(Saved entries)
┌──
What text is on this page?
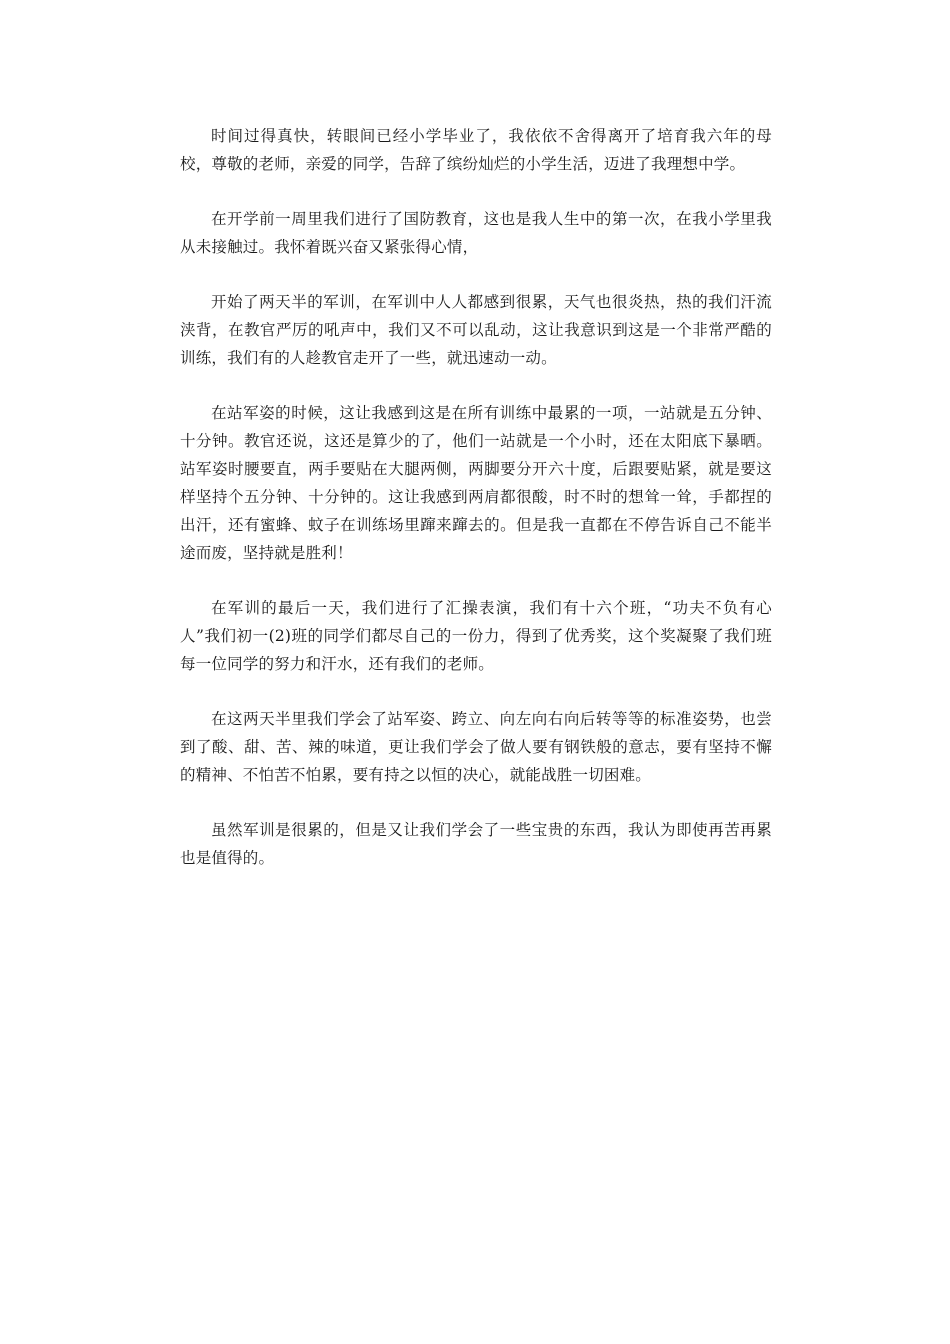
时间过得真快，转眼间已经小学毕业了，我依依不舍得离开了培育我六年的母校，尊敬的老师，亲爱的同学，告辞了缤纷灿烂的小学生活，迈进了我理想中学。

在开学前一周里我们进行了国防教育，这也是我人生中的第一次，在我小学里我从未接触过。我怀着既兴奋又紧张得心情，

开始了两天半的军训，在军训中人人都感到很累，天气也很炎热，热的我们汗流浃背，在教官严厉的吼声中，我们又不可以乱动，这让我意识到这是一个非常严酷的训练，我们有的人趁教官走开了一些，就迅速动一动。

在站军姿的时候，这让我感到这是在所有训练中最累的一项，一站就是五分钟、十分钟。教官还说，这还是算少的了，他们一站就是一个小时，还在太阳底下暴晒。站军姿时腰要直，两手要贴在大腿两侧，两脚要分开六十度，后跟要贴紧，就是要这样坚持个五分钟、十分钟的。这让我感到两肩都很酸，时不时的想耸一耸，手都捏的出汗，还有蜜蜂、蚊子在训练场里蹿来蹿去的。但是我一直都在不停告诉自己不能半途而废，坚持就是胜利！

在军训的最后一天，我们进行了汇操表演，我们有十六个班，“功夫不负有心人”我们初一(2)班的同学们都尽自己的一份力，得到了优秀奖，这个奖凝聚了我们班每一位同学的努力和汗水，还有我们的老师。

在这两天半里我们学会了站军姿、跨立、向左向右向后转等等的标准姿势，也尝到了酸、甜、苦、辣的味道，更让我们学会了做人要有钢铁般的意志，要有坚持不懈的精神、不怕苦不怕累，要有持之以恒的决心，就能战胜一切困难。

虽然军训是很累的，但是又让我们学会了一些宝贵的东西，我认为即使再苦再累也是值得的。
└──
● **GOAL**: Except for the pictures, reproduce every line exactly.

● **THE REPLY**:
What text is on this page?
时间过得真快，转眼间已经小学毕业了，我依依不舍得离开了培育我六年的母校，尊敬的老师，亲爱的同学，告辞了缤纷灿烂的小学生活，迈进了我理想中学。

在开学前一周里我们进行了国防教育，这也是我人生中的第一次，在我小学里我从未接触过。我怀着既兴奋又紧张得心情，

开始了两天半的军训，在军训中人人都感到很累，天气也很炎热，热的我们汗流浃背，在教官严厉的吼声中，我们又不可以乱动，这让我意识到这是一个非常严酷的训练，我们有的人趁教官走开了一些，就迅速动一动。

在站军姿的时候，这让我感到这是在所有训练中最累的一项，一站就是五分钟、十分钟。教官还说，这还是算少的了，他们一站就是一个小时，还在太阳底下暴晒。站军姿时腰要直，两手要贴在大腿两侧，两脚要分开六十度，后跟要贴紧，就是要这样坚持个五分钟、十分钟的。这让我感到两肩都很酸，时不时的想耸一耸，手都捏的出汗，还有蜜蜂、蚊子在训练场里蹿来蹿去的。但是我一直都在不停告诉自己不能半途而废，坚持就是胜利！

在军训的最后一天，我们进行了汇操表演，我们有十六个班，“功夫不负有心人”我们初一(2)班的同学们都尽自己的一份力，得到了优秀奖，这个奖凝聚了我们班每一位同学的努力和汗水，还有我们的老师。

在这两天半里我们学会了站军姿、跨立、向左向右向后转等等的标准姿势，也尝到了酸、甜、苦、辣的味道，更让我们学会了做人要有钢铁般的意志，要有坚持不懈的精神、不怕苦不怕累，要有持之以恒的决心，就能战胜一切困难。

虽然军训是很累的，但是又让我们学会了一些宝贵的东西，我认为即使再苦再累也是值得的。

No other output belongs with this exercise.